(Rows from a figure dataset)
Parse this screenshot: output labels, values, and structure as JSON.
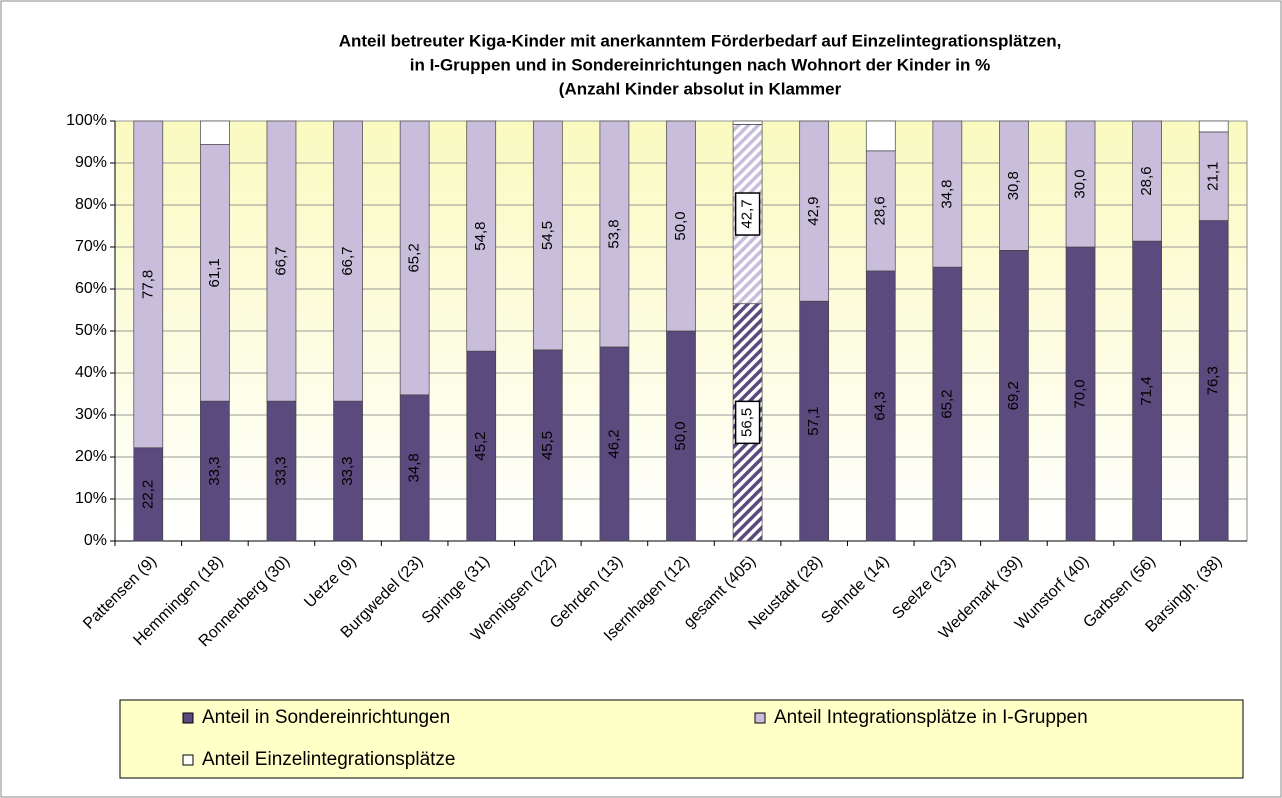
{
  "chart_data": {
    "type": "stacked_bar_100",
    "title": [
      "Anteil betreuter Kiga-Kinder mit anerkanntem Förderbedarf auf Einzelintegrationsplätzen,",
      "in I-Gruppen und in Sondereinrichtungen nach Wohnort der Kinder in %",
      "(Anzahl Kinder absolut in Klammer"
    ],
    "categories": [
      "Pattensen (9)",
      "Hemmingen (18)",
      "Ronnenberg (30)",
      "Uetze (9)",
      "Burgwedel (23)",
      "Springe (31)",
      "Wennigsen (22)",
      "Gehrden (13)",
      "Isernhagen (12)",
      "gesamt (405)",
      "Neustadt (28)",
      "Sehnde (14)",
      "Seelze (23)",
      "Wedemark (39)",
      "Wunstorf (40)",
      "Garbsen (56)",
      "Barsingh. (38)"
    ],
    "highlight": "gesamt (405)",
    "series": [
      {
        "name": "Anteil in Sondereinrichtungen",
        "color": "#5b4a7e",
        "values": [
          22.2,
          33.3,
          33.3,
          33.3,
          34.8,
          45.2,
          45.5,
          46.2,
          50.0,
          56.5,
          57.1,
          64.3,
          65.2,
          69.2,
          70.0,
          71.4,
          76.3
        ],
        "value_labels": [
          "22,2",
          "33,3",
          "33,3",
          "33,3",
          "34,8",
          "45,2",
          "45,5",
          "46,2",
          "50,0",
          "56,5",
          "57,1",
          "64,3",
          "65,2",
          "69,2",
          "70,0",
          "71,4",
          "76,3"
        ]
      },
      {
        "name": "Anteil Integrationsplätze in I-Gruppen",
        "color": "#c8bedc",
        "values": [
          77.8,
          61.1,
          66.7,
          66.7,
          65.2,
          54.8,
          54.5,
          53.8,
          50.0,
          42.7,
          42.9,
          28.6,
          34.8,
          30.8,
          30.0,
          28.6,
          21.1
        ],
        "value_labels": [
          "77,8",
          "61,1",
          "66,7",
          "66,7",
          "65,2",
          "54,8",
          "54,5",
          "53,8",
          "50,0",
          "42,7",
          "42,9",
          "28,6",
          "34,8",
          "30,8",
          "30,0",
          "28,6",
          "21,1"
        ]
      },
      {
        "name": "Anteil Einzelintegrationsplätze",
        "color": "#ffffff",
        "values": [
          0,
          5.6,
          0,
          0,
          0,
          0,
          0,
          0,
          0,
          0.8,
          0,
          7.1,
          0,
          0,
          0,
          0,
          2.6
        ]
      }
    ],
    "ylim": [
      0,
      100
    ],
    "yticks": [
      {
        "value": 0,
        "label": "0%"
      },
      {
        "value": 10,
        "label": "10%"
      },
      {
        "value": 20,
        "label": "20%"
      },
      {
        "value": 30,
        "label": "30%"
      },
      {
        "value": 40,
        "label": "40%"
      },
      {
        "value": 50,
        "label": "50%"
      },
      {
        "value": 60,
        "label": "60%"
      },
      {
        "value": 70,
        "label": "70%"
      },
      {
        "value": 80,
        "label": "80%"
      },
      {
        "value": 90,
        "label": "90%"
      },
      {
        "value": 100,
        "label": "100%"
      }
    ],
    "grid": true,
    "legend": "bottom"
  }
}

* _Given problem_: Look through the data above. Copy every line with the string "Kinder" in it.

* _Problem solution_:
      "Anteil betreuter Kiga-Kinder mit anerkanntem Förderbedarf auf Einzelintegrationsplätzen,",
      "in I-Gruppen und in Sondereinrichtungen nach Wohnort der Kinder in %",
      "(Anzahl Kinder absolut in Klammer"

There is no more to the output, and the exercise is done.